> [Provided data]:
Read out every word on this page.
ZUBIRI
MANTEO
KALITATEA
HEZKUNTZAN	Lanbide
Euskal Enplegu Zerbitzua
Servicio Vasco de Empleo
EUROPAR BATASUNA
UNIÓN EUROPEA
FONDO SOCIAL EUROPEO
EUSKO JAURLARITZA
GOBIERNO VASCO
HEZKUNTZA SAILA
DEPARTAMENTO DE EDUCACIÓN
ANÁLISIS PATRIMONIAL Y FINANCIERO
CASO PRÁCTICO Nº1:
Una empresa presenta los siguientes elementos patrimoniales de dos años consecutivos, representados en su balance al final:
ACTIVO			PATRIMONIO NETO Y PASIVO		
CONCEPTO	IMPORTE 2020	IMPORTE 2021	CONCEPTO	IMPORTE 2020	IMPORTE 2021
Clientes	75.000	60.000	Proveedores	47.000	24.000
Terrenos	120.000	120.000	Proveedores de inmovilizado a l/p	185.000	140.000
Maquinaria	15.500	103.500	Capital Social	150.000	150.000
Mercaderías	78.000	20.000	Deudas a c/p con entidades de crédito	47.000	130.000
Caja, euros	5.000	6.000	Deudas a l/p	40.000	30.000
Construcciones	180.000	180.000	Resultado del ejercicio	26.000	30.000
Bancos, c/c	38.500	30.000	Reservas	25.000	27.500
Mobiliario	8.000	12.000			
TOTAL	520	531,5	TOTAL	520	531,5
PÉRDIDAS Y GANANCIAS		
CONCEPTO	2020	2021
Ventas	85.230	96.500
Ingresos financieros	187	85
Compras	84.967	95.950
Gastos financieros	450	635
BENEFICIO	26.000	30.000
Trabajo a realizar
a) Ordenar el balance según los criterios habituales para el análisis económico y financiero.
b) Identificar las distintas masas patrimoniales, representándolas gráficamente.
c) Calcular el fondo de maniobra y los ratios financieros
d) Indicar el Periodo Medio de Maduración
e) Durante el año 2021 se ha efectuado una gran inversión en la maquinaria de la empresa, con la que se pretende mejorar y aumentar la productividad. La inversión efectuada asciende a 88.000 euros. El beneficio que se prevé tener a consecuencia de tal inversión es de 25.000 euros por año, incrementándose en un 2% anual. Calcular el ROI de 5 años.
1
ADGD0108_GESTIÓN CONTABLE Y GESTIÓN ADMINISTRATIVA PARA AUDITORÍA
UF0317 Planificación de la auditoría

> [What you are asked to do]: Every entry needs to be retyped exactly.

> [Task output]:
Read out every word on this page.
ZUBIRI
MANTEO
KALITATEA
HEZKUNTZAN	Lanbide
Euskal Enplegu Zerbitzua
Servicio Vasco de Empleo
EUROPAR BATASUNA
UNIÓN EUROPEA
FONDO SOCIAL EUROPEO
EUSKO JAURLARITZA
GOBIERNO VASCO
HEZKUNTZA SAILA
DEPARTAMENTO DE EDUCACIÓN
ANÁLISIS PATRIMONIAL Y FINANCIERO
CASO PRÁCTICO Nº1:
Una empresa presenta los siguientes elementos patrimoniales de dos años consecutivos, representados en su balance al final:
ACTIVO			PATRIMONIO NETO Y PASIVO		
CONCEPTO	IMPORTE 2020	IMPORTE 2021	CONCEPTO	IMPORTE 2020	IMPORTE 2021
Clientes	75.000	60.000	Proveedores	47.000	24.000
Terrenos	120.000	120.000	Proveedores de inmovilizado a l/p	185.000	140.000
Maquinaria	15.500	103.500	Capital Social	150.000	150.000
Mercaderías	78.000	20.000	Deudas a c/p con entidades de crédito	47.000	130.000
Caja, euros	5.000	6.000	Deudas a l/p	40.000	30.000
Construcciones	180.000	180.000	Resultado del ejercicio	26.000	30.000
Bancos, c/c	38.500	30.000	Reservas	25.000	27.500
Mobiliario	8.000	12.000			
TOTAL	520	531,5	TOTAL	520	531,5
PÉRDIDAS Y GANANCIAS		
CONCEPTO	2020	2021
Ventas	85.230	96.500
Ingresos financieros	187	85
Compras	84.967	95.950
Gastos financieros	450	635
BENEFICIO	26.000	30.000
Trabajo a realizar
a) Ordenar el balance según los criterios habituales para el análisis económico y financiero.
b) Identificar las distintas masas patrimoniales, representándolas gráficamente.
c) Calcular el fondo de maniobra y los ratios financieros
d) Indicar el Periodo Medio de Maduración
e) Durante el año 2021 se ha efectuado una gran inversión en la maquinaria de la empresa, con la que se pretende mejorar y aumentar la productividad. La inversión efectuada asciende a 88.000 euros. El beneficio que se prevé tener a consecuencia de tal inversión es de 25.000 euros por año, incrementándose en un 2% anual. Calcular el ROI de 5 años.
1
ADGD0108_GESTIÓN CONTABLE Y GESTIÓN ADMINISTRATIVA PARA AUDITORÍA
UF0317 Planificación de la auditoría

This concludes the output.